• **Image region annotations**:
-- Begin --

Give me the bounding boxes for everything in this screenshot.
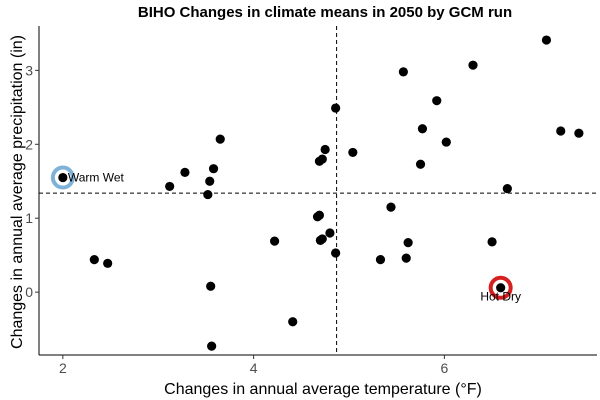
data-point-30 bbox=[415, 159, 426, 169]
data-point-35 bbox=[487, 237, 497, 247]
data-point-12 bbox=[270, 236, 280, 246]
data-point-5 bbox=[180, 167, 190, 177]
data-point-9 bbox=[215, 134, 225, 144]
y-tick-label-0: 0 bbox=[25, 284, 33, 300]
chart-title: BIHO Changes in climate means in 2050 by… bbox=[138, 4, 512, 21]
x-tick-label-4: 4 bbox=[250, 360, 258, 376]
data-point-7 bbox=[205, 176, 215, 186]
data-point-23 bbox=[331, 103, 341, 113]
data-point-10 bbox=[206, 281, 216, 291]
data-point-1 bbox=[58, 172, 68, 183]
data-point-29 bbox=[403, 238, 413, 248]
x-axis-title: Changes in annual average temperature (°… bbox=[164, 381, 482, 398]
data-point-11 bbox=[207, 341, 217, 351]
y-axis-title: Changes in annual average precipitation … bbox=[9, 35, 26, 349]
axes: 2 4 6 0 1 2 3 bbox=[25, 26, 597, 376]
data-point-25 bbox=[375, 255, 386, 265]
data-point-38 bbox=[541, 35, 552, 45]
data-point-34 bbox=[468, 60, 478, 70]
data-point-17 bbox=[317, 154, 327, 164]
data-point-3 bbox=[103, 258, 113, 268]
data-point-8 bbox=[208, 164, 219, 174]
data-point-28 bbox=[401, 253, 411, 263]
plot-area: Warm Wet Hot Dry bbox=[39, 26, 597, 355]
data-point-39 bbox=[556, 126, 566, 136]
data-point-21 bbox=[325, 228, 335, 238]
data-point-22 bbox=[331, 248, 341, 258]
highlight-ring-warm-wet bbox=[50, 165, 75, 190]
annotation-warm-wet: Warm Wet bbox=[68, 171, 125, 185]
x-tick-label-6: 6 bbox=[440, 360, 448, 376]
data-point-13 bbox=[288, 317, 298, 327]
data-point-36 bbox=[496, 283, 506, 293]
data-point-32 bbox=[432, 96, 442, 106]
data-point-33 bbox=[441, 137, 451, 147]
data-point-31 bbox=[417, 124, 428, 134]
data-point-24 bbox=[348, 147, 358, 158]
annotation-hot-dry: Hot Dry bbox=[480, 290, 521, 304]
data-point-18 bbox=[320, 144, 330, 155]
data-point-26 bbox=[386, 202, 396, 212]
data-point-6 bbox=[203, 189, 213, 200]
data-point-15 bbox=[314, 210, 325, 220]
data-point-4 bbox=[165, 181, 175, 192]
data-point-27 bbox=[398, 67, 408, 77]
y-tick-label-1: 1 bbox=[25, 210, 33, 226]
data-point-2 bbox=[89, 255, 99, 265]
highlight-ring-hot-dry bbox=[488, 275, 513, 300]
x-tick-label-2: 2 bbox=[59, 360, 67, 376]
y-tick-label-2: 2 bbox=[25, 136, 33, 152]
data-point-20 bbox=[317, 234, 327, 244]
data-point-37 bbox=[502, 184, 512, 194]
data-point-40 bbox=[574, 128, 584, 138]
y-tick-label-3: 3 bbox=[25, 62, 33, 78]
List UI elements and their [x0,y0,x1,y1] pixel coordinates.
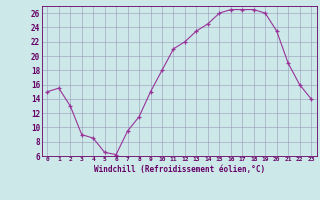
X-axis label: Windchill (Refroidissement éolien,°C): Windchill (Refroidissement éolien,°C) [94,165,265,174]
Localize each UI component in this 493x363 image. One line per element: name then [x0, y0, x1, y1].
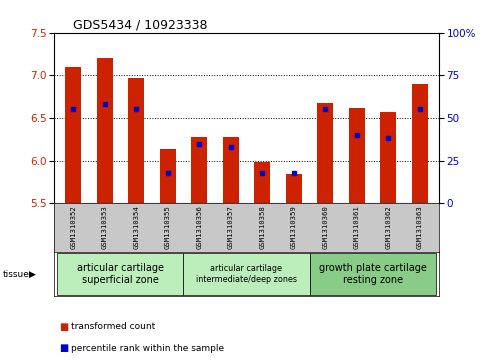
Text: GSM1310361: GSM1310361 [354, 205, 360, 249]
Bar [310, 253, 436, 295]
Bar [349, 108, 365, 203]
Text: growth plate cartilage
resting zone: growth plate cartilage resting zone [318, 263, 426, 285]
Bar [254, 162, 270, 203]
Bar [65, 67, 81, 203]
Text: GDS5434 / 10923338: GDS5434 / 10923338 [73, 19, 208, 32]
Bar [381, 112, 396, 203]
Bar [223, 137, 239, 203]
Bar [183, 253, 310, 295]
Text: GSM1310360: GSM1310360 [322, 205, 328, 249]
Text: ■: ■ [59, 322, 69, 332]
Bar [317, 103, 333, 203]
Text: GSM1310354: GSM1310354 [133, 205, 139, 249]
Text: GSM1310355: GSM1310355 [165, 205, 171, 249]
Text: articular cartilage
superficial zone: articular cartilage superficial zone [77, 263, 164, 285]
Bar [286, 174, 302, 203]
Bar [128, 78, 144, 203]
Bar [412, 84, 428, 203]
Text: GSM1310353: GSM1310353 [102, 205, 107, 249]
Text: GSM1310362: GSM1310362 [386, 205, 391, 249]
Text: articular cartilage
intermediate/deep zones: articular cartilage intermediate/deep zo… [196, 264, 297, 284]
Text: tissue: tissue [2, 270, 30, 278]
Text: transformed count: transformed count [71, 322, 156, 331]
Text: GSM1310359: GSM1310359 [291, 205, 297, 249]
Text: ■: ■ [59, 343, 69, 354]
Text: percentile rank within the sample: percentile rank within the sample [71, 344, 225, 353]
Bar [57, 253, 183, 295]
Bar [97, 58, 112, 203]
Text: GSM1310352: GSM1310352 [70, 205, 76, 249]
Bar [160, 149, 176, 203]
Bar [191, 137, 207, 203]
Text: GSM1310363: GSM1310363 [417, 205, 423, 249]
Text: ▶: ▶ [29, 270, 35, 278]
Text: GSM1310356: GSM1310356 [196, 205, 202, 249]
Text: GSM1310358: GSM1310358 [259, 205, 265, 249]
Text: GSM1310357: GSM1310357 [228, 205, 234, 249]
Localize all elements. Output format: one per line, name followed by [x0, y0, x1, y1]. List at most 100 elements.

-- End --

Format everything in the listing from the line containing "Text: GSM1310361: GSM1310361" down to the line containing "Bar [191, 137, 207, 203]" as a JSON list of strings, one string per line, leaving out blank lines.

• **Result**:
[
  "Text: GSM1310361: GSM1310361 [354, 205, 360, 249]",
  "Bar [310, 253, 436, 295]",
  "Bar [349, 108, 365, 203]",
  "Text: growth plate cartilage",
  "resting zone: growth plate cartilage resting zone [318, 263, 426, 285]",
  "Bar [254, 162, 270, 203]",
  "Bar [65, 67, 81, 203]",
  "Text: GDS5434 / 10923338: GDS5434 / 10923338 [73, 19, 208, 32]",
  "Bar [381, 112, 396, 203]",
  "Bar [223, 137, 239, 203]",
  "Bar [183, 253, 310, 295]",
  "Text: GSM1310360: GSM1310360 [322, 205, 328, 249]",
  "Text: ■: ■ [59, 322, 69, 332]",
  "Bar [317, 103, 333, 203]",
  "Text: GSM1310354: GSM1310354 [133, 205, 139, 249]",
  "Text: GSM1310355: GSM1310355 [165, 205, 171, 249]",
  "Text: articular cartilage",
  "superficial zone: articular cartilage superficial zone [77, 263, 164, 285]",
  "Bar [286, 174, 302, 203]",
  "Bar [128, 78, 144, 203]",
  "Bar [412, 84, 428, 203]",
  "Text: GSM1310353: GSM1310353 [102, 205, 107, 249]",
  "Text: GSM1310362: GSM1310362 [386, 205, 391, 249]",
  "Text: articular cartilage",
  "intermediate/deep zones: articular cartilage intermediate/deep zo… [196, 264, 297, 284]",
  "Text: tissue: tissue [2, 270, 30, 278]",
  "Text: transformed count: transformed count [71, 322, 156, 331]",
  "Text: GSM1310359: GSM1310359 [291, 205, 297, 249]",
  "Text: ■: ■ [59, 343, 69, 354]",
  "Text: percentile rank within the sample: percentile rank within the sample [71, 344, 225, 353]",
  "Bar [57, 253, 183, 295]",
  "Bar [97, 58, 112, 203]",
  "Text: GSM1310352: GSM1310352 [70, 205, 76, 249]",
  "Bar [160, 149, 176, 203]",
  "Bar [191, 137, 207, 203]"
]